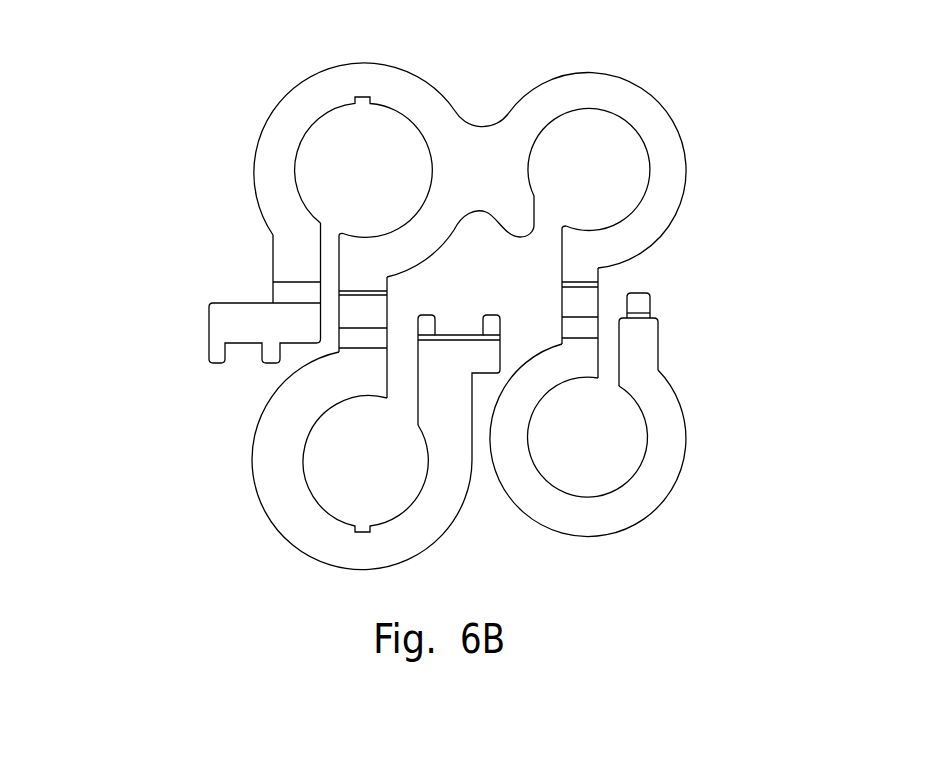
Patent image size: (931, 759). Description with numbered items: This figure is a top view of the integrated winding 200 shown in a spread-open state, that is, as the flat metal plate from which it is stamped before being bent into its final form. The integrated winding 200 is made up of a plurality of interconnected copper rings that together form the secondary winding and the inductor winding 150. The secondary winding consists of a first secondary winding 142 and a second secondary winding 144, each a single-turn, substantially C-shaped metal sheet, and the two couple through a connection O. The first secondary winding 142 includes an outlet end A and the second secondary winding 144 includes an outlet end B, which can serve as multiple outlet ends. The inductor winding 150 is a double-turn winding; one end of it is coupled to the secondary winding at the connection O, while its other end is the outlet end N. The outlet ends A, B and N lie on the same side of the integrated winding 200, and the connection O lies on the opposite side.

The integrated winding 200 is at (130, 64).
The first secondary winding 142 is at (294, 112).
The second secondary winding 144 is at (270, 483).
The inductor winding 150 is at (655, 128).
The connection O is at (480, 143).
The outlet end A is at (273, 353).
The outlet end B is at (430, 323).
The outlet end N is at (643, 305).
........
**EXERCISE DETAILS:** Extract the lines above from the very first one through the line containing "The second secondary winding 144 is", both ends included, and leave the pictures out of your answer.

**EXPECTED ANSWER:**
Patent image size: (931, 759). Description with numbered items: This figure is a top view of the integrated winding 200 shown in a spread-open state, that is, as the flat metal plate from which it is stamped before being bent into its final form. The integrated winding 200 is made up of a plurality of interconnected copper rings that together form the secondary winding and the inductor winding 150. The secondary winding consists of a first secondary winding 142 and a second secondary winding 144, each a single-turn, substantially C-shaped metal sheet, and the two couple through a connection O. The first secondary winding 142 includes an outlet end A and the second secondary winding 144 includes an outlet end B, which can serve as multiple outlet ends. The inductor winding 150 is a double-turn winding; one end of it is coupled to the secondary winding at the connection O, while its other end is the outlet end N. The outlet ends A, B and N lie on the same side of the integrated winding 200, and the connection O lies on the opposite side.

The integrated winding 200 is at (130, 64).
The first secondary winding 142 is at (294, 112).
The second secondary winding 144 is at (270, 483).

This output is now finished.